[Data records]

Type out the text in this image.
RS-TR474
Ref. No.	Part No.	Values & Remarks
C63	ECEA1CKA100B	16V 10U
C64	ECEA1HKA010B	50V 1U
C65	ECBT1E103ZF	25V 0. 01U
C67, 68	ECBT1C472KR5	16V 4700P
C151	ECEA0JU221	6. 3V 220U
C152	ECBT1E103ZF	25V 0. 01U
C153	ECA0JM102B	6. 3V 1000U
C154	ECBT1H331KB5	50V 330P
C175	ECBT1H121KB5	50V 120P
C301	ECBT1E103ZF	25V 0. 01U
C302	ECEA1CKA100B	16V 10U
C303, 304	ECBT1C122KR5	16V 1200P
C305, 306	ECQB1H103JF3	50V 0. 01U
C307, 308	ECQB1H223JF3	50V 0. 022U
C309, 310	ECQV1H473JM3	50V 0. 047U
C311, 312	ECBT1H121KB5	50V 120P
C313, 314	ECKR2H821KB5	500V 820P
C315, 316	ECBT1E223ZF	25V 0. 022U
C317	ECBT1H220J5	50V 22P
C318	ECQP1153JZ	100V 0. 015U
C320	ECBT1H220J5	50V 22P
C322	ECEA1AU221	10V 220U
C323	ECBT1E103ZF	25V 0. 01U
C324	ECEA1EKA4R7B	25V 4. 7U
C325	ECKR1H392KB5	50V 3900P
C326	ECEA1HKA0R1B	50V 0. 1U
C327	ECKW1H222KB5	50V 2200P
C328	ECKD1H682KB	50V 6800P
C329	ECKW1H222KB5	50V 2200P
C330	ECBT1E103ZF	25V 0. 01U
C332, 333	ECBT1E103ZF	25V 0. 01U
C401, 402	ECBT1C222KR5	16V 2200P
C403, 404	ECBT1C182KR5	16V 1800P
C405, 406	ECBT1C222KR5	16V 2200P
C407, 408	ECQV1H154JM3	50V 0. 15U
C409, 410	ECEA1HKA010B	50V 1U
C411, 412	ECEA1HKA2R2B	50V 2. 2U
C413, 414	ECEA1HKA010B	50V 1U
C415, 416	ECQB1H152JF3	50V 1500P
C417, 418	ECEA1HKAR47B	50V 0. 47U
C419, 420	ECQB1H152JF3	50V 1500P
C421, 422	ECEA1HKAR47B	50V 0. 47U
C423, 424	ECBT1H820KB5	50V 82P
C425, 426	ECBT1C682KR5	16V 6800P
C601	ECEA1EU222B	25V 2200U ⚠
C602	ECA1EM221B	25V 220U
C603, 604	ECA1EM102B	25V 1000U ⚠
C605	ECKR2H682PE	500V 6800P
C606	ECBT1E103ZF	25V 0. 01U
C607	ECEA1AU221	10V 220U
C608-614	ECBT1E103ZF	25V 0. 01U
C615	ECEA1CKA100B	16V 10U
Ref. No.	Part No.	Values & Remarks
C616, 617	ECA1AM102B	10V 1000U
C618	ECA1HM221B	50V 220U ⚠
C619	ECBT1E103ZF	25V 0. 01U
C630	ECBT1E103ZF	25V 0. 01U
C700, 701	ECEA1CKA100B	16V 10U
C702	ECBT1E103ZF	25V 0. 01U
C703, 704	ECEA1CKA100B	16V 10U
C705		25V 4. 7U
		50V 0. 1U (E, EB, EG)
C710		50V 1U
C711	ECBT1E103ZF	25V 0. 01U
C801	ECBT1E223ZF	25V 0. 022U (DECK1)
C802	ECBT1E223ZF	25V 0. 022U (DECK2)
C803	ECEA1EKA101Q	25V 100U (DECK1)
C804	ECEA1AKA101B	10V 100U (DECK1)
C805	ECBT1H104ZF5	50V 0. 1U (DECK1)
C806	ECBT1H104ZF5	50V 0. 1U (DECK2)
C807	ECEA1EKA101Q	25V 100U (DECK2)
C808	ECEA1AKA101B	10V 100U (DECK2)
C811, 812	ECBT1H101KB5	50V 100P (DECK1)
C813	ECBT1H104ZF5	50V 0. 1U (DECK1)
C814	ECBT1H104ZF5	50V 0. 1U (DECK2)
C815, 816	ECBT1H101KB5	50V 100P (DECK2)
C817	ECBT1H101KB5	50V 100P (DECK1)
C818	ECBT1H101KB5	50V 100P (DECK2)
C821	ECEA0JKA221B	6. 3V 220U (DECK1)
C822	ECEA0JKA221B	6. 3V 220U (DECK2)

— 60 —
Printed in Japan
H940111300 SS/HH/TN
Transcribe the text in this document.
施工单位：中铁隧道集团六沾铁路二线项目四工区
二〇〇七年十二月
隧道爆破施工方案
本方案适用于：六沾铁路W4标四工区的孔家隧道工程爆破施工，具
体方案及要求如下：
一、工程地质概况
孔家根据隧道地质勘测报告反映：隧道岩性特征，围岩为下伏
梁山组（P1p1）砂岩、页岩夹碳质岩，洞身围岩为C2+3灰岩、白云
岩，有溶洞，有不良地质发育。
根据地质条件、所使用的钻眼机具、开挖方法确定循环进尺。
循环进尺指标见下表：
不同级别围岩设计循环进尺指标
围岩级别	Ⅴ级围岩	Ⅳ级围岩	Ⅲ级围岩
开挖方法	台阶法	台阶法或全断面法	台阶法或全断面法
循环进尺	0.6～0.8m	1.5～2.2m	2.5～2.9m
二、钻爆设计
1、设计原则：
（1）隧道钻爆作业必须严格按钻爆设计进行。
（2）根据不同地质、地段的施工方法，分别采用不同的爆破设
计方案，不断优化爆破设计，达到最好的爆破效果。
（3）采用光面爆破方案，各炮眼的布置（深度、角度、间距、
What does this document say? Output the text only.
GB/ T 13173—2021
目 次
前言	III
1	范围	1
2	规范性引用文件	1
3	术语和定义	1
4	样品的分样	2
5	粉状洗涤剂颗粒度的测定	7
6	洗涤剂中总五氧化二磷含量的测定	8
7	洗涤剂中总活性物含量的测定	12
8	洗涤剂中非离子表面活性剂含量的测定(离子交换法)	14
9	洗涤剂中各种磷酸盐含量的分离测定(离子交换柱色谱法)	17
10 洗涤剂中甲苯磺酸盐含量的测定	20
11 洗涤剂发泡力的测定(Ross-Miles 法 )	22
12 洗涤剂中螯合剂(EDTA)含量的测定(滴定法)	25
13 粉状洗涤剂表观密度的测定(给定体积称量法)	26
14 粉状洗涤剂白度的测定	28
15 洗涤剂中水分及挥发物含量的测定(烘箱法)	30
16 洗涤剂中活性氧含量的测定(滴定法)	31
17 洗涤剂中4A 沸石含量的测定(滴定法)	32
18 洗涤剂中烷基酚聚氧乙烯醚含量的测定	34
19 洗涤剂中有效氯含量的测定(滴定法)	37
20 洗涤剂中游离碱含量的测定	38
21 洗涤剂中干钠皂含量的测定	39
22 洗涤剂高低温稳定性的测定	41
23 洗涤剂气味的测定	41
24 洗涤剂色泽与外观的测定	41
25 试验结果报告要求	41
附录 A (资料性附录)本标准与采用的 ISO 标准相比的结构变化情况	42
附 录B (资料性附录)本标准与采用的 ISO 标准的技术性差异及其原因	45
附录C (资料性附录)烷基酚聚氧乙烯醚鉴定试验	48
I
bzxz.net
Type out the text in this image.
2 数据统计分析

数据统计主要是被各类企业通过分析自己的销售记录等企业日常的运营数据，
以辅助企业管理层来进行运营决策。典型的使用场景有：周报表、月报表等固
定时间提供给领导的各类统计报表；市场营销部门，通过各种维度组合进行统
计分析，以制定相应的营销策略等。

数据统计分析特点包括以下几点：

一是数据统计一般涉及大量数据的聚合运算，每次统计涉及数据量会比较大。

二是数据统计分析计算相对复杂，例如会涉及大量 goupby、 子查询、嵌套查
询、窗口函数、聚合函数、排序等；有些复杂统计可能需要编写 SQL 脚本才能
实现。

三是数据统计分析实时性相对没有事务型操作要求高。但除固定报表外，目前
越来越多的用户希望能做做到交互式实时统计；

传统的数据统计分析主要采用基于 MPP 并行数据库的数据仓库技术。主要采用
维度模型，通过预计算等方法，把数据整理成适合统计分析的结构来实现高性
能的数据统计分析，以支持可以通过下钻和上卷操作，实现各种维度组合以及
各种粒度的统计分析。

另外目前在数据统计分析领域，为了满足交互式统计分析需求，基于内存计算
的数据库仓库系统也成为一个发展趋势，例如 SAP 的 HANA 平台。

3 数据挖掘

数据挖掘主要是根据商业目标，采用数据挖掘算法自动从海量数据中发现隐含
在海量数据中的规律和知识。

* [WHAT IS NEEDED]:
Print the line containing "What does this" and every line after it to the end of the records above, exactly as written, and nothing else.

* [COMPLETE RESPONSE]:
What does this document say? Output the text only.
GB/ T 13173—2021
目 次
前言	III
1	范围	1
2	规范性引用文件	1
3	术语和定义	1
4	样品的分样	2
5	粉状洗涤剂颗粒度的测定	7
6	洗涤剂中总五氧化二磷含量的测定	8
7	洗涤剂中总活性物含量的测定	12
8	洗涤剂中非离子表面活性剂含量的测定(离子交换法)	14
9	洗涤剂中各种磷酸盐含量的分离测定(离子交换柱色谱法)	17
10 洗涤剂中甲苯磺酸盐含量的测定	20
11 洗涤剂发泡力的测定(Ross-Miles 法 )	22
12 洗涤剂中螯合剂(EDTA)含量的测定(滴定法)	25
13 粉状洗涤剂表观密度的测定(给定体积称量法)	26
14 粉状洗涤剂白度的测定	28
15 洗涤剂中水分及挥发物含量的测定(烘箱法)	30
16 洗涤剂中活性氧含量的测定(滴定法)	31
17 洗涤剂中4A 沸石含量的测定(滴定法)	32
18 洗涤剂中烷基酚聚氧乙烯醚含量的测定	34
19 洗涤剂中有效氯含量的测定(滴定法)	37
20 洗涤剂中游离碱含量的测定	38
21 洗涤剂中干钠皂含量的测定	39
22 洗涤剂高低温稳定性的测定	41
23 洗涤剂气味的测定	41
24 洗涤剂色泽与外观的测定	41
25 试验结果报告要求	41
附录 A (资料性附录)本标准与采用的 ISO 标准相比的结构变化情况	42
附 录B (资料性附录)本标准与采用的 ISO 标准的技术性差异及其原因	45
附录C (资料性附录)烷基酚聚氧乙烯醚鉴定试验	48
I
bzxz.net
Type out the text in this image.
2 数据统计分析

数据统计主要是被各类企业通过分析自己的销售记录等企业日常的运营数据，
以辅助企业管理层来进行运营决策。典型的使用场景有：周报表、月报表等固
定时间提供给领导的各类统计报表；市场营销部门，通过各种维度组合进行统
计分析，以制定相应的营销策略等。

数据统计分析特点包括以下几点：

一是数据统计一般涉及大量数据的聚合运算，每次统计涉及数据量会比较大。

二是数据统计分析计算相对复杂，例如会涉及大量 goupby、 子查询、嵌套查
询、窗口函数、聚合函数、排序等；有些复杂统计可能需要编写 SQL 脚本才能
实现。

三是数据统计分析实时性相对没有事务型操作要求高。但除固定报表外，目前
越来越多的用户希望能做做到交互式实时统计；

传统的数据统计分析主要采用基于 MPP 并行数据库的数据仓库技术。主要采用
维度模型，通过预计算等方法，把数据整理成适合统计分析的结构来实现高性
能的数据统计分析，以支持可以通过下钻和上卷操作，实现各种维度组合以及
各种粒度的统计分析。

另外目前在数据统计分析领域，为了满足交互式统计分析需求，基于内存计算
的数据库仓库系统也成为一个发展趋势，例如 SAP 的 HANA 平台。

3 数据挖掘

数据挖掘主要是根据商业目标，采用数据挖掘算法自动从海量数据中发现隐含
在海量数据中的规律和知识。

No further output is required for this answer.